Stored records:

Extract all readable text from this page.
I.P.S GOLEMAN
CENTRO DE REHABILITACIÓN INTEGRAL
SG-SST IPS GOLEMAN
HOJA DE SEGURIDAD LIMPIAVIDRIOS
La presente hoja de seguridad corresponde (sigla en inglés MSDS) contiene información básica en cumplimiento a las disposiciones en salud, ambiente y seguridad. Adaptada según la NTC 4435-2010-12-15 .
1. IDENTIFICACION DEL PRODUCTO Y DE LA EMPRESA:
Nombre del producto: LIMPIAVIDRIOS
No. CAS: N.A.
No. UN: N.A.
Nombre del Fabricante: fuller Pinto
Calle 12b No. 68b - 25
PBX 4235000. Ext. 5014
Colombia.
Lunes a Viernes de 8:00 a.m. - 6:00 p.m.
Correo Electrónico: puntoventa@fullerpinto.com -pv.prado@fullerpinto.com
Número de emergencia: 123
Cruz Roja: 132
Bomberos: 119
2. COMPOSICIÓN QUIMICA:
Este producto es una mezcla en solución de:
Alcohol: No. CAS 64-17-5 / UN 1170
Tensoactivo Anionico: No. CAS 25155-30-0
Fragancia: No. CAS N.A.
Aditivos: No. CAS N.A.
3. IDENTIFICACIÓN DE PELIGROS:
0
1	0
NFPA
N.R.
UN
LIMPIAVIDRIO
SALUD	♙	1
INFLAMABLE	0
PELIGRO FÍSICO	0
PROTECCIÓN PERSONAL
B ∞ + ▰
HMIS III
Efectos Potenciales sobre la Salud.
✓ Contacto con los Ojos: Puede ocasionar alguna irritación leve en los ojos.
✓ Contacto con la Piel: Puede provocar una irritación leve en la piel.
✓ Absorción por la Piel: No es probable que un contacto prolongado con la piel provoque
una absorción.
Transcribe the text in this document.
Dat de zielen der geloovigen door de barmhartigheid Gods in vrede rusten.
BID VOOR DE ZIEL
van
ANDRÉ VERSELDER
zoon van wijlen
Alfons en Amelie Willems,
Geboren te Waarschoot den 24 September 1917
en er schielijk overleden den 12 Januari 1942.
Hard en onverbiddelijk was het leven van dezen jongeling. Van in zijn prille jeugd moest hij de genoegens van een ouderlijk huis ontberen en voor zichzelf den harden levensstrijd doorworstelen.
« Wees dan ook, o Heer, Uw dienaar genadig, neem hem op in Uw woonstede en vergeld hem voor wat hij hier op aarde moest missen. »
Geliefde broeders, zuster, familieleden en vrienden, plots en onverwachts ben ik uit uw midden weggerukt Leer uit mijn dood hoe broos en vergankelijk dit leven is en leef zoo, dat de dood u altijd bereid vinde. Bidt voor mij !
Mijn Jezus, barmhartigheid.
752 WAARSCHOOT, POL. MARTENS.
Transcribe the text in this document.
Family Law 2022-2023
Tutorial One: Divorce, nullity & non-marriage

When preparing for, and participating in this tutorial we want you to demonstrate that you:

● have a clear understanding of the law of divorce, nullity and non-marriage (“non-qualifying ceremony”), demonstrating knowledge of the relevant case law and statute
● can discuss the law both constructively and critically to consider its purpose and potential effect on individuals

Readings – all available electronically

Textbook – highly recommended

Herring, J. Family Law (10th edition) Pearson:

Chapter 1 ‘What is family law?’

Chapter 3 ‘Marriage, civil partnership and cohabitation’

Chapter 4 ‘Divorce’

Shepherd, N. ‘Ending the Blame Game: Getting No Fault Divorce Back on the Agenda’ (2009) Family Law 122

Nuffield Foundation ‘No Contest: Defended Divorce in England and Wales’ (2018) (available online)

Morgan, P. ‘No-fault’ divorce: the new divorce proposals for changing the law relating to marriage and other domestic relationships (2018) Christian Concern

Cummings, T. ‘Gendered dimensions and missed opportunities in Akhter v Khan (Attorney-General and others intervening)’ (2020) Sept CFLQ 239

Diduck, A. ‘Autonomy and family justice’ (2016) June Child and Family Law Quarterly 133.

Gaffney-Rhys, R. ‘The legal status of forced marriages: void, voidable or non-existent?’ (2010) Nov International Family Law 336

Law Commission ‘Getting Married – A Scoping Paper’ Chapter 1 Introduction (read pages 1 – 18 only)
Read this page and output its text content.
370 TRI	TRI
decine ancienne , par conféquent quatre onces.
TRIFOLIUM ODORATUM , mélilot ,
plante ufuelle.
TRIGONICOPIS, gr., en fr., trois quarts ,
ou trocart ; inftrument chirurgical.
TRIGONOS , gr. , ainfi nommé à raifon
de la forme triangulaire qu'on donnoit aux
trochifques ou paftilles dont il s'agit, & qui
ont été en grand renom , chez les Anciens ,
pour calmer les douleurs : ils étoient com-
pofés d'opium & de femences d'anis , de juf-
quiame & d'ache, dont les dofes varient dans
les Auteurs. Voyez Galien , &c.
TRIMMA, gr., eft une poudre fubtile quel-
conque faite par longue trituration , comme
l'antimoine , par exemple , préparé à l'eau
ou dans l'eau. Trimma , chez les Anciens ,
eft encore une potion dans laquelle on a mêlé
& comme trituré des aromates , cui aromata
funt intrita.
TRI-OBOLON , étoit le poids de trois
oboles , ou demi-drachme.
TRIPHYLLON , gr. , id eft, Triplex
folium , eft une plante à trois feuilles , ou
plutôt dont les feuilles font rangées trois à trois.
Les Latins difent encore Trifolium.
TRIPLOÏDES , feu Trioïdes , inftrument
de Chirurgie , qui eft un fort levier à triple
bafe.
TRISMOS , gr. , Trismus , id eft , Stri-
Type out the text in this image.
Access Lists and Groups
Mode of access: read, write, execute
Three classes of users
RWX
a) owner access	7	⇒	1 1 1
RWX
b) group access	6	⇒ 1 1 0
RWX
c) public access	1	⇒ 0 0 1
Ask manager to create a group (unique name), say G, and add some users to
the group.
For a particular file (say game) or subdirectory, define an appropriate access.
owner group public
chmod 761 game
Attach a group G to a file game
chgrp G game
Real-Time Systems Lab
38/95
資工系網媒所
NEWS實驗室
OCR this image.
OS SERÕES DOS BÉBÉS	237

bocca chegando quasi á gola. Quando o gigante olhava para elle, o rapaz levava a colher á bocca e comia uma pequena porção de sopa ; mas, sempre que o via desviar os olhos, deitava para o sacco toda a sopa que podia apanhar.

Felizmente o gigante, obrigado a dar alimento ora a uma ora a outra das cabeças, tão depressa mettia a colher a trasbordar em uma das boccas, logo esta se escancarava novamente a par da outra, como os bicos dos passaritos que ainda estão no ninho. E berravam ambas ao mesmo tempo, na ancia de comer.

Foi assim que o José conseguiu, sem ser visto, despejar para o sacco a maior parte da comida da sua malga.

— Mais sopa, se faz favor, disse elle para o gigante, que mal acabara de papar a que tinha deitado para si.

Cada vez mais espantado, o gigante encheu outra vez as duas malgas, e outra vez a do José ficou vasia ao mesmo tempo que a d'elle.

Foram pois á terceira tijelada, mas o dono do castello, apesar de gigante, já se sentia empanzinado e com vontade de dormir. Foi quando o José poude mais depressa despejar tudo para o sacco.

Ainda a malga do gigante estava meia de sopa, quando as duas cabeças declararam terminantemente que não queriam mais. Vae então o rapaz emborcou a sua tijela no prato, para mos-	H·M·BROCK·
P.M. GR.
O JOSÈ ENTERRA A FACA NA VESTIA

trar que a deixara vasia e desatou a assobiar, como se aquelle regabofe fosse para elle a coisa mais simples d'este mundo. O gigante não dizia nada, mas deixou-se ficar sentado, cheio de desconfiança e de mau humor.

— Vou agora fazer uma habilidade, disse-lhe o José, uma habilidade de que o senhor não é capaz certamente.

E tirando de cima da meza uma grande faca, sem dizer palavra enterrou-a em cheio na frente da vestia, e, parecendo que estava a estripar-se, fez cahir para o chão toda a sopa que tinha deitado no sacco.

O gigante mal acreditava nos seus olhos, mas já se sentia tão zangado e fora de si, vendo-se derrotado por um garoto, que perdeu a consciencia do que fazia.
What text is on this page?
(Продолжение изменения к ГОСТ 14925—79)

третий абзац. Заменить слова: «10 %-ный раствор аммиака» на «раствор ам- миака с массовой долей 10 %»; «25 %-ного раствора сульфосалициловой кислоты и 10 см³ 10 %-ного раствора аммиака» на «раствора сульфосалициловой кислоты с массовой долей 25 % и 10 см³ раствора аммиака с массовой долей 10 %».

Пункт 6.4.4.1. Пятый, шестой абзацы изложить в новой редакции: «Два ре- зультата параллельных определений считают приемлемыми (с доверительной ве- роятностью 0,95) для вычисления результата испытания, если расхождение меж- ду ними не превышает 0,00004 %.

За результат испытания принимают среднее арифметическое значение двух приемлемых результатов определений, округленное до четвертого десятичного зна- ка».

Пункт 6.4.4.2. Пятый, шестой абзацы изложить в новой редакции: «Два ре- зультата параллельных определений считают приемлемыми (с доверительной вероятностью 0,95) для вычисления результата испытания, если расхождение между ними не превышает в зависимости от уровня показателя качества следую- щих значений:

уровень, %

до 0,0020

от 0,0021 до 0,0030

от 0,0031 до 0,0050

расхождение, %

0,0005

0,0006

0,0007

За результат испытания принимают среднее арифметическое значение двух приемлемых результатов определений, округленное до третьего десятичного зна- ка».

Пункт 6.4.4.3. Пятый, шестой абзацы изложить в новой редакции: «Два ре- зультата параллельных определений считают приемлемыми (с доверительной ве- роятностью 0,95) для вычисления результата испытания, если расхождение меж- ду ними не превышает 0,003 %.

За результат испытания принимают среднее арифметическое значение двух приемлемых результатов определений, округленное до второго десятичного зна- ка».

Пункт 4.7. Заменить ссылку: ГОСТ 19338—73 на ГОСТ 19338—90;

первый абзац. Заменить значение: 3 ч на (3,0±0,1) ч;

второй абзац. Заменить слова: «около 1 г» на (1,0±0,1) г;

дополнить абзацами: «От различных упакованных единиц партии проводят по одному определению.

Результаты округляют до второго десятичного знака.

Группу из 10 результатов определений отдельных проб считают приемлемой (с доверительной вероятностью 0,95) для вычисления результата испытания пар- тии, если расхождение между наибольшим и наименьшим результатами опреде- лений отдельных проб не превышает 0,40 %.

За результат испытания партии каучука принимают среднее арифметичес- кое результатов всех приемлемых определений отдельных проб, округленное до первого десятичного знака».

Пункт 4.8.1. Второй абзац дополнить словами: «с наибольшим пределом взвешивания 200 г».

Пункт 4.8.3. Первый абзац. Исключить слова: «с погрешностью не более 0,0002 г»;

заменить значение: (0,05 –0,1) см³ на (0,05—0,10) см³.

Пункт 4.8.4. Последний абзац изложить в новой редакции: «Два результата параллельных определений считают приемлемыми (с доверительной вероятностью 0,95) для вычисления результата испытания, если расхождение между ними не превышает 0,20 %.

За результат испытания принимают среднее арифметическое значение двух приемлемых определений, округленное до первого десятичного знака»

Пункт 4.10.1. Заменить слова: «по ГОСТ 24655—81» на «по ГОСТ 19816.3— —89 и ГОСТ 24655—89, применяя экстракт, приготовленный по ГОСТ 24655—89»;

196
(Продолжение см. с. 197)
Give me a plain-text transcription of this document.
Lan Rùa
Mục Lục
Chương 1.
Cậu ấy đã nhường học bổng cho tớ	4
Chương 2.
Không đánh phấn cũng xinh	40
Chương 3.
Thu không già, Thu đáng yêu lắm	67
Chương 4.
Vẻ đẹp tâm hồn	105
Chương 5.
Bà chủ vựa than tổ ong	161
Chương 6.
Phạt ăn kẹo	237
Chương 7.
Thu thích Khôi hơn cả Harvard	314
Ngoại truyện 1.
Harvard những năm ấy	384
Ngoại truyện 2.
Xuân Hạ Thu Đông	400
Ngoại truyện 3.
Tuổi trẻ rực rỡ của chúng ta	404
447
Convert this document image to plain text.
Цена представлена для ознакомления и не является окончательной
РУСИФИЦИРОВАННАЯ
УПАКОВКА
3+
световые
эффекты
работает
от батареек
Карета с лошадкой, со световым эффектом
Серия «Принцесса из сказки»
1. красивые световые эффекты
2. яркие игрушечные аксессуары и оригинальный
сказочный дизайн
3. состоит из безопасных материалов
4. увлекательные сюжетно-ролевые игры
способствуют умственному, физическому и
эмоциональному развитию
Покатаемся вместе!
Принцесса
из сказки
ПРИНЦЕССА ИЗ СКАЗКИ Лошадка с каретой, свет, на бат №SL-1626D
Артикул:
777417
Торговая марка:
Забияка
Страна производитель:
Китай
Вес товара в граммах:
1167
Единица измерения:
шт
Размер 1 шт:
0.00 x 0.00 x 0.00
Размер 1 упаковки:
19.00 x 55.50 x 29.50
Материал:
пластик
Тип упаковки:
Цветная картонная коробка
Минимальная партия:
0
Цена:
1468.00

## Work to complete:
In the entries above, identify each line that includes the string "sacco", then copy it.

## Full answer:
bocca chegando quasi á gola. Quando o gigante olhava para elle, o rapaz levava a colher á bocca e comia uma pequena porção de sopa ; mas, sempre que o via desviar os olhos, deitava para o sacco toda a sopa que podia apanhar.
Foi assim que o José conseguiu, sem ser visto, despejar para o sacco a maior parte da comida da sua malga.
Foram pois á terceira tijelada, mas o dono do castello, apesar de gigante, já se sentia empanzinado e com vontade de dormir. Foi quando o José poude mais depressa despejar tudo para o sacco.
E tirando de cima da meza uma grande faca, sem dizer palavra enterrou-a em cheio na frente da vestia, e, parecendo que estava a estripar-se, fez cahir para o chão toda a sopa que tinha deitado no sacco.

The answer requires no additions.